Show every line below where "отказано" can be found.

>>>>>

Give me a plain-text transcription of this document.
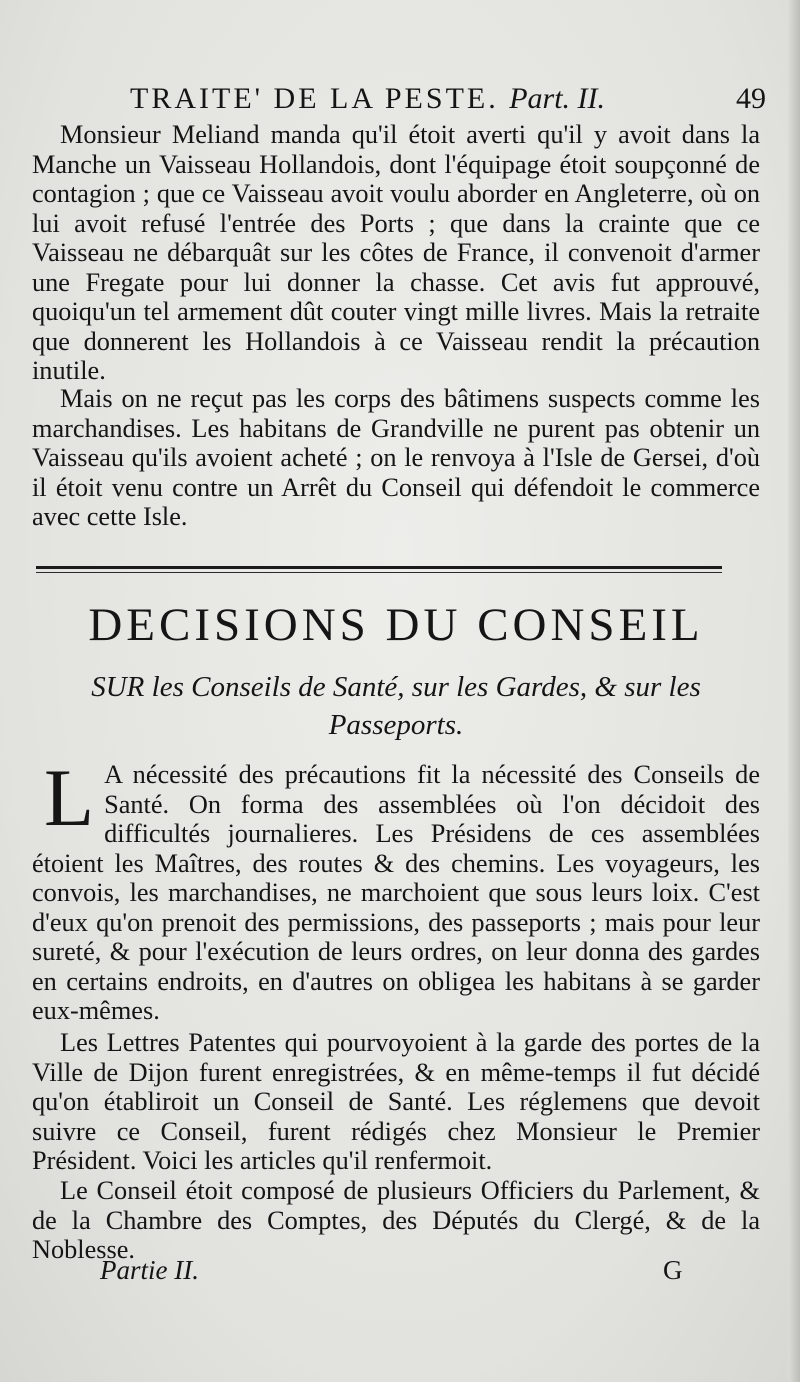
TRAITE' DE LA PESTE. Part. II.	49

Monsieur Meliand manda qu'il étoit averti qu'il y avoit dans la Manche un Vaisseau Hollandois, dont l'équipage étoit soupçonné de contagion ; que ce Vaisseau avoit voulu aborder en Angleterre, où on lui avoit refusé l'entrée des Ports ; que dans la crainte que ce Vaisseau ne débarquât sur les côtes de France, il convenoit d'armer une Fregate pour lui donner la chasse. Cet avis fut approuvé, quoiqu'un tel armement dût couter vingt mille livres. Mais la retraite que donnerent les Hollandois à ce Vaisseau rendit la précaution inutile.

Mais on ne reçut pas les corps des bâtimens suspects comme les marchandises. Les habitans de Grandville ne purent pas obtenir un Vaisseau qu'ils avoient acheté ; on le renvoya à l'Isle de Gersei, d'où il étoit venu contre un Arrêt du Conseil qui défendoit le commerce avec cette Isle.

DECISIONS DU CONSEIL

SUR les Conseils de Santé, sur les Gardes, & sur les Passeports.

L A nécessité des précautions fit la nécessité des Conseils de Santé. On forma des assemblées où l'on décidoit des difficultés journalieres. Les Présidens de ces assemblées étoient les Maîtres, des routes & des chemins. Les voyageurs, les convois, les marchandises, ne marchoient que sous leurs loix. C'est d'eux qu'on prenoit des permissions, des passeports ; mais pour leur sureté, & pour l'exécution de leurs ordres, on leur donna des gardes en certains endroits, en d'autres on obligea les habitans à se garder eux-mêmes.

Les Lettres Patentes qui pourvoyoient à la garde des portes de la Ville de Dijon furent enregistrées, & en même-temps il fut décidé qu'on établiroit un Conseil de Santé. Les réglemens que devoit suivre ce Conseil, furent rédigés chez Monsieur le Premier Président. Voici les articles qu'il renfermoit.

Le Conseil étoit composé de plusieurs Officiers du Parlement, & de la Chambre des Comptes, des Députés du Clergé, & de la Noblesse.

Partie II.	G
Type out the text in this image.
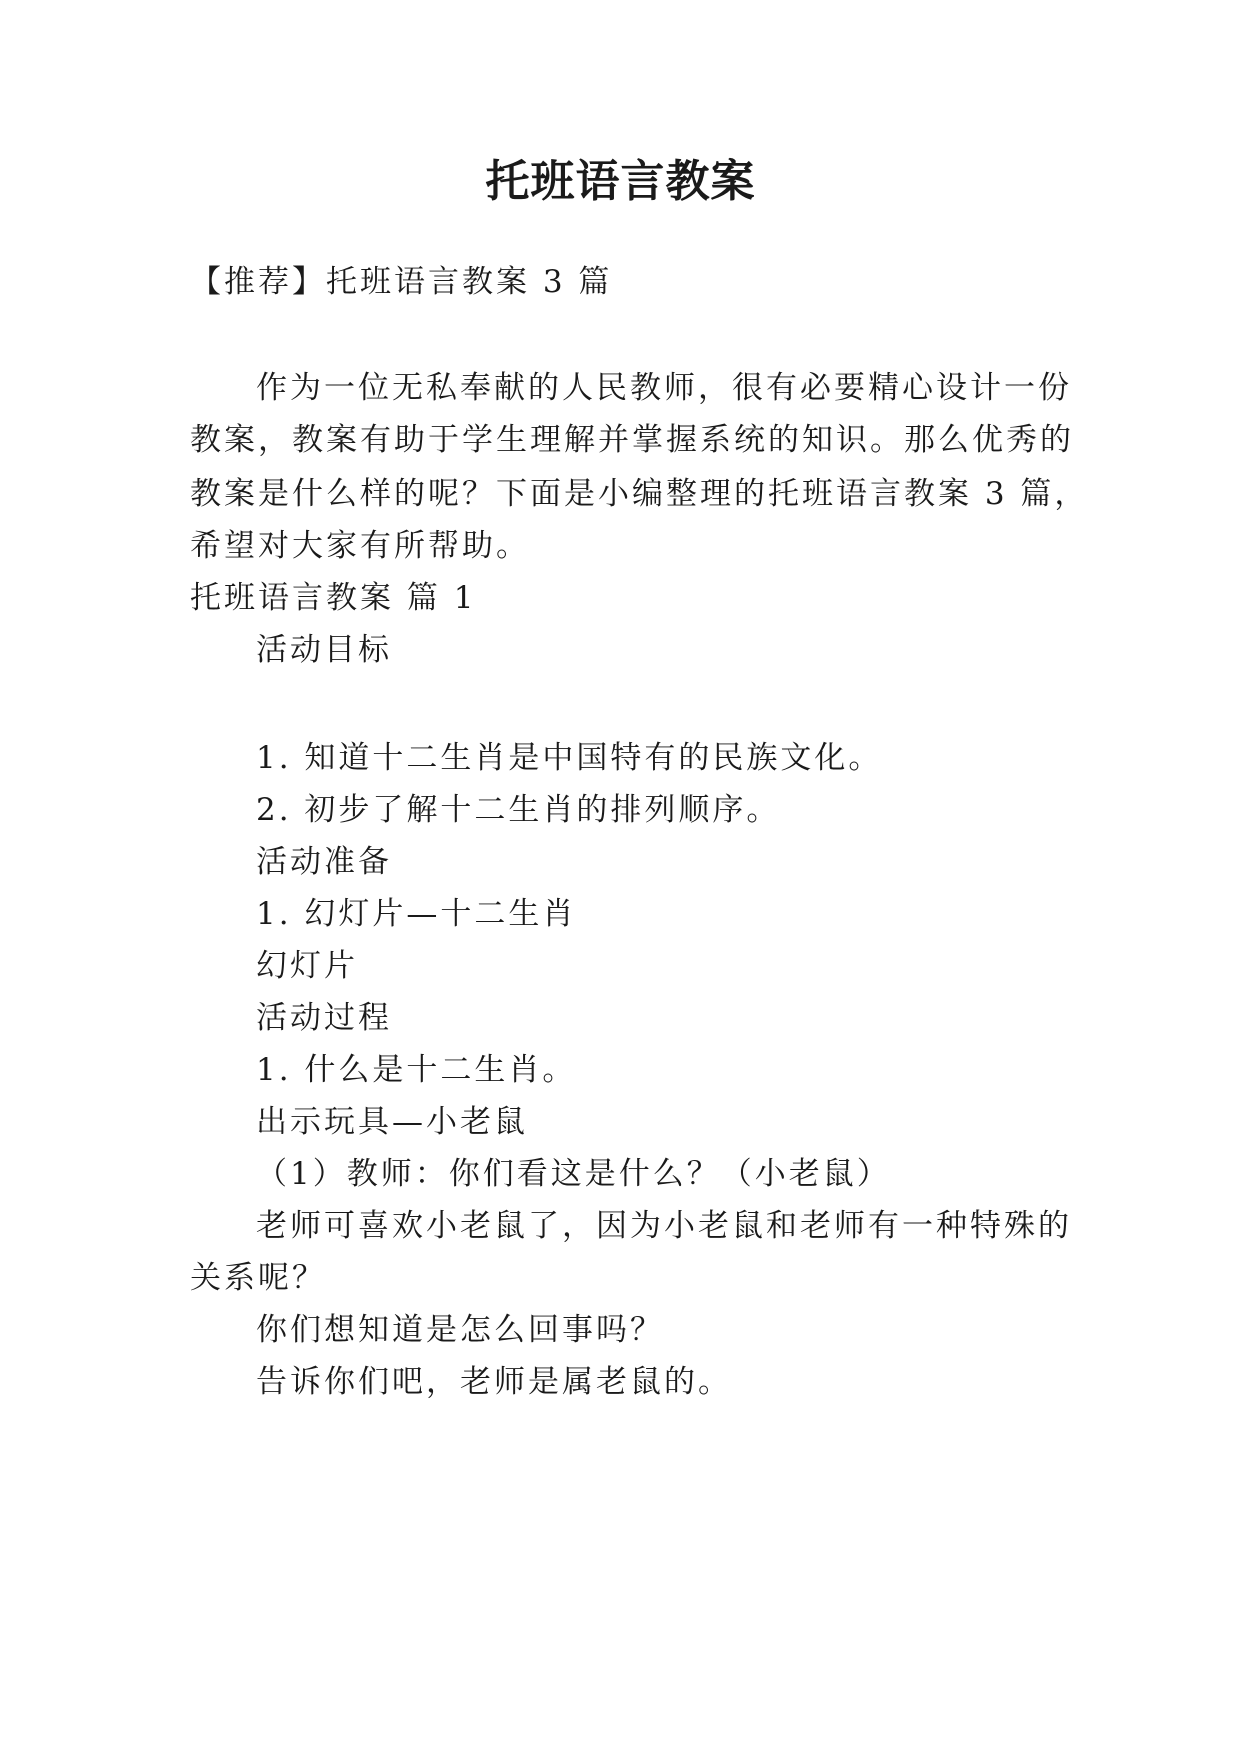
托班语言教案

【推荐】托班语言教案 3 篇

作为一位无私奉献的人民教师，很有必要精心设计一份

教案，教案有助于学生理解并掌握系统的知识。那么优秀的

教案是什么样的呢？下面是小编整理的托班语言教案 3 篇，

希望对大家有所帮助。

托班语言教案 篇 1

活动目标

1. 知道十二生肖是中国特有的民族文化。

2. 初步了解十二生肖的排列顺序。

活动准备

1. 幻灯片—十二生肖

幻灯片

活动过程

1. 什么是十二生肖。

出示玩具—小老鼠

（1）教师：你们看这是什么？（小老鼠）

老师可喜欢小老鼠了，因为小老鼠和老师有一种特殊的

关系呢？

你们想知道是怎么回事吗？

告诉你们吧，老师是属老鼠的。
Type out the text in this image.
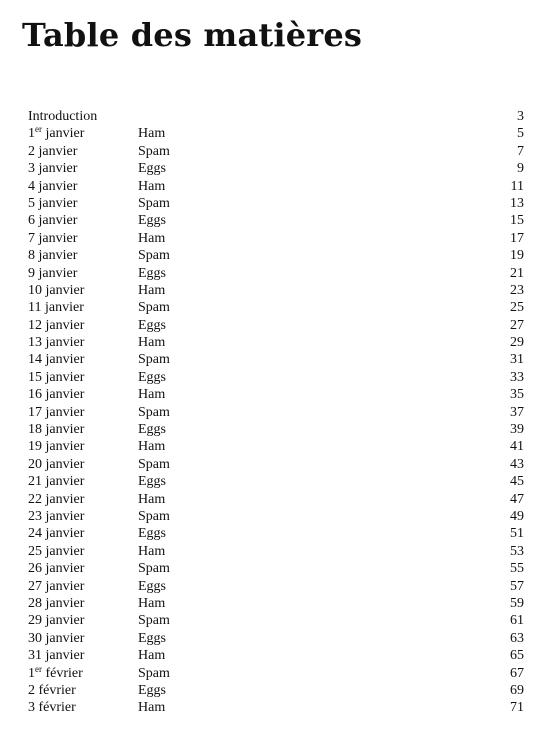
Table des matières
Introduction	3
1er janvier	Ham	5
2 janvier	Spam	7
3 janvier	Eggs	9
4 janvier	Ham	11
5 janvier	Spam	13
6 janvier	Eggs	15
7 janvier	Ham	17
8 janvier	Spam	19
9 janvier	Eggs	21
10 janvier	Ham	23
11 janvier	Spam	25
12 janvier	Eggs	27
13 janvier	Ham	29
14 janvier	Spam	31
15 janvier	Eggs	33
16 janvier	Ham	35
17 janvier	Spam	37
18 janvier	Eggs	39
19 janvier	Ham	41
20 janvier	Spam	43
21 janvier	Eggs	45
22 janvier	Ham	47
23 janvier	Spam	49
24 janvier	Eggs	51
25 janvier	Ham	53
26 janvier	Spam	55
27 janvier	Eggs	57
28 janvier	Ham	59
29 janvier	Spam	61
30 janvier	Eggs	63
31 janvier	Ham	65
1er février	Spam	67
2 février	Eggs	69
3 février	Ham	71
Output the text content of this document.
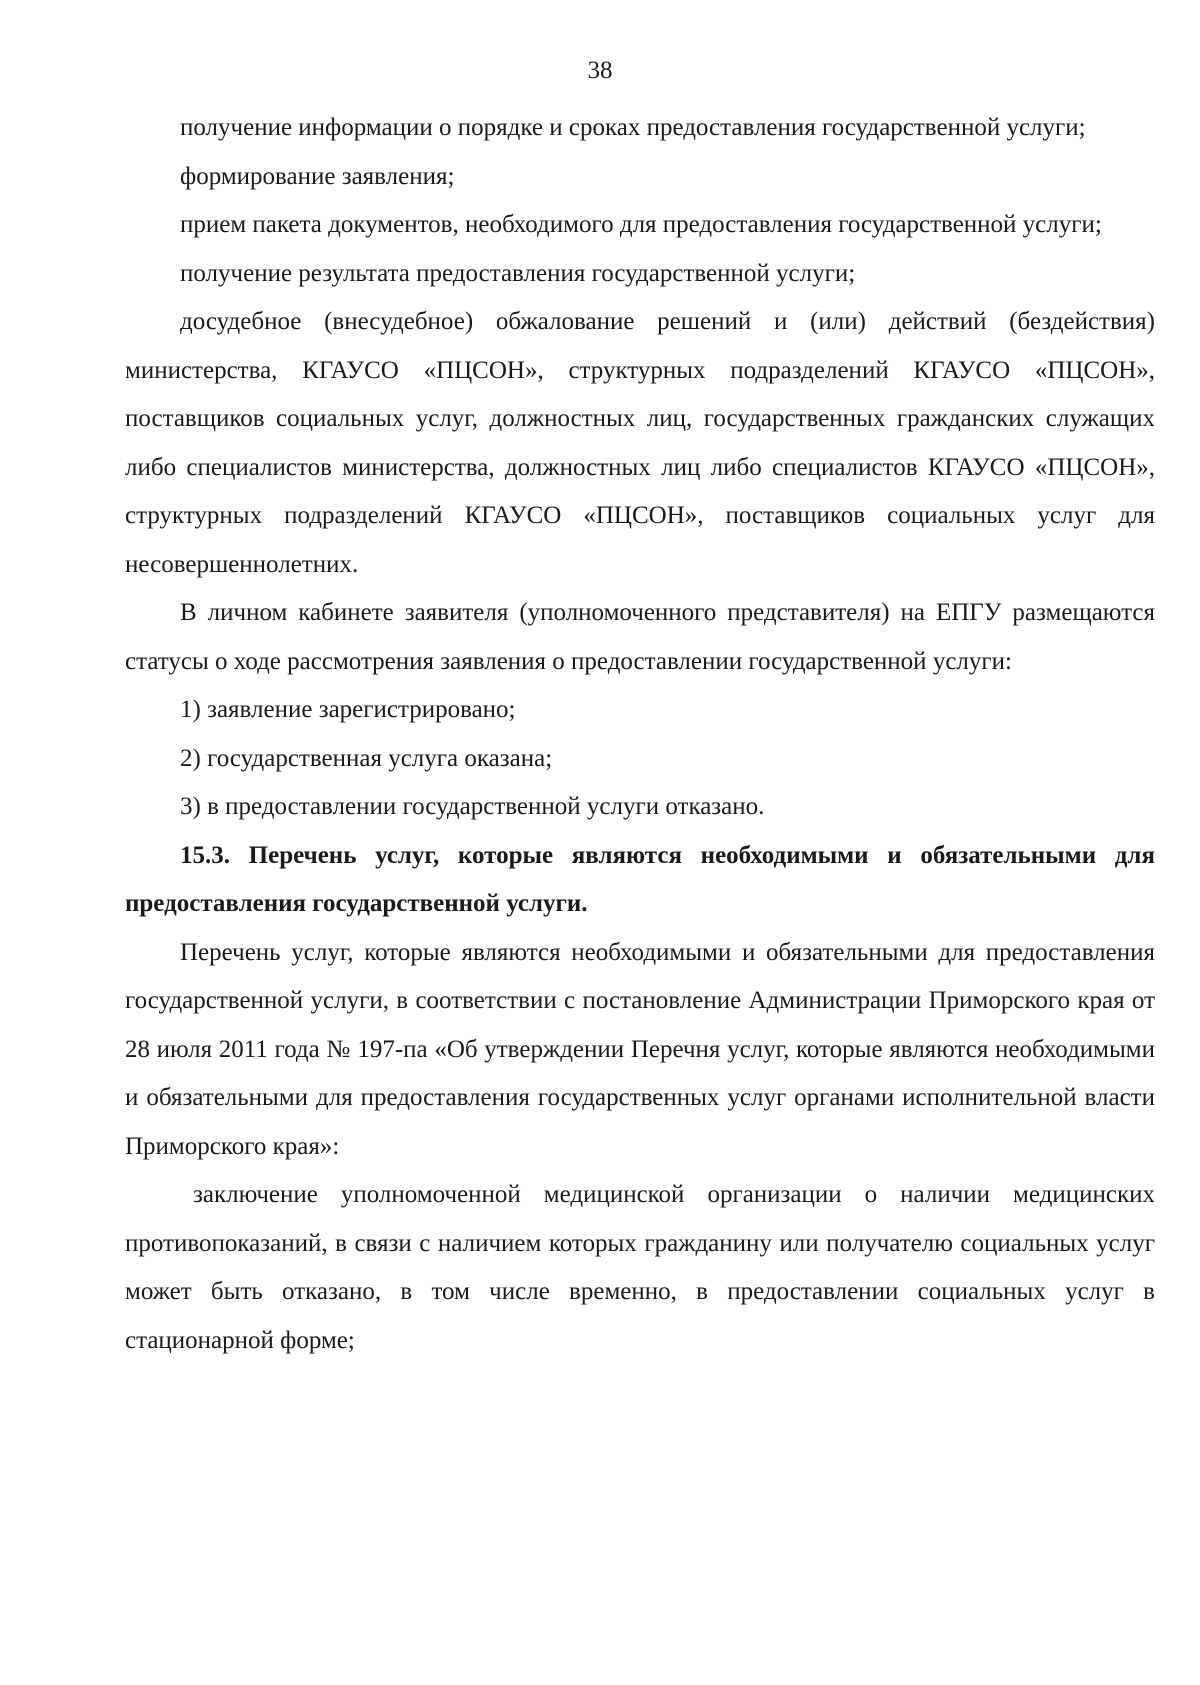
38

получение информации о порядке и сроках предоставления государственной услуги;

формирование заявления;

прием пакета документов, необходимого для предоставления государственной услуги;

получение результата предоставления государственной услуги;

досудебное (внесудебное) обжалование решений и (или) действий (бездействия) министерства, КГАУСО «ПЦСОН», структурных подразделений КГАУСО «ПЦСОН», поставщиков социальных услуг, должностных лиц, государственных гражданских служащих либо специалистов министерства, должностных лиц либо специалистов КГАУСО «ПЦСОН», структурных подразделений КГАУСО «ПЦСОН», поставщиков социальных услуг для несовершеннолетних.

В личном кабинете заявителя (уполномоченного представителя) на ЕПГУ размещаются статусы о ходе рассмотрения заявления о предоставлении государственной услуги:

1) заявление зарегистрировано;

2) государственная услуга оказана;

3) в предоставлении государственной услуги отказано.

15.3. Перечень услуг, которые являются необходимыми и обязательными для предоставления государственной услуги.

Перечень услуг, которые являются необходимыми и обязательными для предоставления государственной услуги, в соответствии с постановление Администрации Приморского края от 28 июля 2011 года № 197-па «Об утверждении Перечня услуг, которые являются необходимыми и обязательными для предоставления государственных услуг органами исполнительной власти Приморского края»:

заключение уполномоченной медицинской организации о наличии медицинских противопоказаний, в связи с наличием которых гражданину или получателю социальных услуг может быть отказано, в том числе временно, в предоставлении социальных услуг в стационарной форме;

<<<<<

CORRECT ANSWER
3) в предоставлении государственной услуги отказано.
заключение уполномоченной медицинской организации о наличии медицинских противопоказаний, в связи с наличием которых гражданину или получателю социальных услуг может быть отказано, в том числе временно, в предоставлении социальных услуг в стационарной форме;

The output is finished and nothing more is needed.